> WHAT IS NEEDED
Look for the string "劳动者退休后养老待遇应是平等的" in the lines and copy each line that has it.

> INPUT FOR THIS TASK
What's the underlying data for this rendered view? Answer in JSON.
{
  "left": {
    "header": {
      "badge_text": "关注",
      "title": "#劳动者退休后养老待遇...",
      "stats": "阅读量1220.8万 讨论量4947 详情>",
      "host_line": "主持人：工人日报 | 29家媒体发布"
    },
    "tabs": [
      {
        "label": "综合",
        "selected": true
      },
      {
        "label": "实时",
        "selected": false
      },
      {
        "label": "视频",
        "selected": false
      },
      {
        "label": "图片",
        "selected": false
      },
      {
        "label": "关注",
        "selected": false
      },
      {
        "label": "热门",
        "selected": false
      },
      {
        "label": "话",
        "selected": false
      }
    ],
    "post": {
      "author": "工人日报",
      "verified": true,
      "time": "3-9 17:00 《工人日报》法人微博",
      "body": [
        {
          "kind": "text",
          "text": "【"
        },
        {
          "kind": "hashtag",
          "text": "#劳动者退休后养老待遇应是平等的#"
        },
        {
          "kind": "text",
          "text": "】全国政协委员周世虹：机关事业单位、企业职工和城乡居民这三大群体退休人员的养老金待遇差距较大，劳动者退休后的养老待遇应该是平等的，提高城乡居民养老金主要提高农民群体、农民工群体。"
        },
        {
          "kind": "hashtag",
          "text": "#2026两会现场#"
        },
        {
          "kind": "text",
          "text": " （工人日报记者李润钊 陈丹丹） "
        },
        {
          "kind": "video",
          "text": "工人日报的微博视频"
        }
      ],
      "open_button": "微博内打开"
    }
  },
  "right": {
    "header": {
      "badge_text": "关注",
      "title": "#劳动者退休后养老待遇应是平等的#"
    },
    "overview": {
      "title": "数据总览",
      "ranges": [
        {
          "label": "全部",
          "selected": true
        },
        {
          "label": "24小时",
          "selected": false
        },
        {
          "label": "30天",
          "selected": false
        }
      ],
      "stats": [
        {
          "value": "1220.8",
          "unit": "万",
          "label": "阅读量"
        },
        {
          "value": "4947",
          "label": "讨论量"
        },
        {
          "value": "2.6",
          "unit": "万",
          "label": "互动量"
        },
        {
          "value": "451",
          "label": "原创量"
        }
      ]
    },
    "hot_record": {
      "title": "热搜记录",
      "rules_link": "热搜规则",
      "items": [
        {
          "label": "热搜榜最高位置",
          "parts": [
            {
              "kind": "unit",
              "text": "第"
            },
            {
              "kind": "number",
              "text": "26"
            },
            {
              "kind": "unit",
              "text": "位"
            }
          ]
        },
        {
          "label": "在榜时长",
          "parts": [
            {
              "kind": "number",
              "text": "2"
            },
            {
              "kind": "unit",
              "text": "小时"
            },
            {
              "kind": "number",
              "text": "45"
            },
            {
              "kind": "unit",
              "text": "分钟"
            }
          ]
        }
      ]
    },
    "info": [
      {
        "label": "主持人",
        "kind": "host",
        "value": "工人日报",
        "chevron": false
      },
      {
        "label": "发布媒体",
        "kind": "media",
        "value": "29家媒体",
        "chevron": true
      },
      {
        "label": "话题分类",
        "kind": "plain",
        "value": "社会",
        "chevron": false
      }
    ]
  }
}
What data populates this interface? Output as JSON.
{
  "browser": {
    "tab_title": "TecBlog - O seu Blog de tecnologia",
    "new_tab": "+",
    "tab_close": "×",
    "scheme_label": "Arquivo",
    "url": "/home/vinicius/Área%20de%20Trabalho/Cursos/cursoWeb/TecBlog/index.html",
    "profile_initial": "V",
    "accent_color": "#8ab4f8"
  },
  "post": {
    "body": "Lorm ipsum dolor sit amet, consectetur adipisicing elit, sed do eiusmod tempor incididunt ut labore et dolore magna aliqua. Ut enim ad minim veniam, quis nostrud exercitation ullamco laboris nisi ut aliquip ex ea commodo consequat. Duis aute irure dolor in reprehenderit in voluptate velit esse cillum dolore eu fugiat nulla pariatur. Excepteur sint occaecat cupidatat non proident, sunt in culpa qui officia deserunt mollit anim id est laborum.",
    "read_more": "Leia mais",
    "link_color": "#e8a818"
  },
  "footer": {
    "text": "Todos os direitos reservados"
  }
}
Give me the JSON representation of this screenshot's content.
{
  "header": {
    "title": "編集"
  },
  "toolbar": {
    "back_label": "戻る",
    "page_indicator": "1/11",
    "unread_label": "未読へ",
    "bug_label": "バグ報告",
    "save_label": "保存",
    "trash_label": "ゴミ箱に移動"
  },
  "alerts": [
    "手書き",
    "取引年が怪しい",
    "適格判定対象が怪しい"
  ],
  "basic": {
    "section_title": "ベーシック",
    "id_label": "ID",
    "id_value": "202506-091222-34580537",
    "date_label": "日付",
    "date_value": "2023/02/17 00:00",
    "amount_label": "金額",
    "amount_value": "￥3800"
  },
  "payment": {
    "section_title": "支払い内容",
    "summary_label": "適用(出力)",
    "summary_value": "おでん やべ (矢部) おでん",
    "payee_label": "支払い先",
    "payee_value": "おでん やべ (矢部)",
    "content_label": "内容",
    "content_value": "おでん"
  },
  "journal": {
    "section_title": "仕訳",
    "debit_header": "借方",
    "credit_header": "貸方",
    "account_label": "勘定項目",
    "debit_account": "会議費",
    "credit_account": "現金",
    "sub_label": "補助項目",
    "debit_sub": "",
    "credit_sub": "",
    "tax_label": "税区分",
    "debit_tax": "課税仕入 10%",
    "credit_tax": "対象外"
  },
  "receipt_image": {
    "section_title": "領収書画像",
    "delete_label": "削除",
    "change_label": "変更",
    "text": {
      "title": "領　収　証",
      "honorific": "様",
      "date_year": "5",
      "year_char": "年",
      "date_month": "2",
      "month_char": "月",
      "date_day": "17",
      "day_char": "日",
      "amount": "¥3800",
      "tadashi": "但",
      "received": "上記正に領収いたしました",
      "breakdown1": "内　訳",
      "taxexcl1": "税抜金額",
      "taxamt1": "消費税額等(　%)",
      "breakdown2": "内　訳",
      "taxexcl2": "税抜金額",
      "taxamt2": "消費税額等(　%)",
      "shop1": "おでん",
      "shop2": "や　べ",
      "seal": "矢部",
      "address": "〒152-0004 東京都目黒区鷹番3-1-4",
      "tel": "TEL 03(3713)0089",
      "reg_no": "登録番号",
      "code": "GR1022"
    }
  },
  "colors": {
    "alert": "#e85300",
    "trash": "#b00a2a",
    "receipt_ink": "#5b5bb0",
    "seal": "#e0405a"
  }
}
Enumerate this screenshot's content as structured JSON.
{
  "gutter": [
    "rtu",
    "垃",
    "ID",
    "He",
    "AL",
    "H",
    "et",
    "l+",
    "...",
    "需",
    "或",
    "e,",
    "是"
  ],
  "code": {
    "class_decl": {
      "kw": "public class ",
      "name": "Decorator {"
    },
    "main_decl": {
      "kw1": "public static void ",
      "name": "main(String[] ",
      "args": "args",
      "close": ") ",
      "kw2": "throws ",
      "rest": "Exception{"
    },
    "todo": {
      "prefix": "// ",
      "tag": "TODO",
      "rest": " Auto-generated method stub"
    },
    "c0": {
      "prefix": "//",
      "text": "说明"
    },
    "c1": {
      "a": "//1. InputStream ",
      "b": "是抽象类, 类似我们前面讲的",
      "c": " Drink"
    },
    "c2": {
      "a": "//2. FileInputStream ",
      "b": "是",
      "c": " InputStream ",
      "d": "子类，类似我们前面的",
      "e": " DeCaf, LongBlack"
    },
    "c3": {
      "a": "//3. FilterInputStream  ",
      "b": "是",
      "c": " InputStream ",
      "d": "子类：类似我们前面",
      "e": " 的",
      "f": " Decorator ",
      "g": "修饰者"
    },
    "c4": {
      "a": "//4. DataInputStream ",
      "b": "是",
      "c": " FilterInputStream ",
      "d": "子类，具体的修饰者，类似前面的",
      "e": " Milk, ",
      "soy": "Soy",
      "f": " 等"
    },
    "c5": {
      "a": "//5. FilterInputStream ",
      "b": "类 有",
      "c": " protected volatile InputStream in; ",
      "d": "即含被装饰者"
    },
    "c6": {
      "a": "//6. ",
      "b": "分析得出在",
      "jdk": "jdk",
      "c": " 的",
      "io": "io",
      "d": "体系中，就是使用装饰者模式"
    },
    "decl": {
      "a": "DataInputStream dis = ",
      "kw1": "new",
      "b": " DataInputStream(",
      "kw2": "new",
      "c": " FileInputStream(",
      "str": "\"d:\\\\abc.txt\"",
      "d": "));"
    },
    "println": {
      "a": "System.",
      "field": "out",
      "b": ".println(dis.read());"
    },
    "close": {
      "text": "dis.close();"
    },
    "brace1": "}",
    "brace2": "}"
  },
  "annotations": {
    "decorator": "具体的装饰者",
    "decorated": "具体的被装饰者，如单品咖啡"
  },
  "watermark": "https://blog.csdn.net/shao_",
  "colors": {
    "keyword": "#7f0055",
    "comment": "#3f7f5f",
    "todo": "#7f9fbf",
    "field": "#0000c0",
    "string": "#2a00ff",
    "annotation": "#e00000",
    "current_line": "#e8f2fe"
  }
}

> RESULT OF THE EXERCISE
          "text": "#劳动者退休后养老待遇应是平等的#"
      "title": "#劳动者退休后养老待遇应是平等的#"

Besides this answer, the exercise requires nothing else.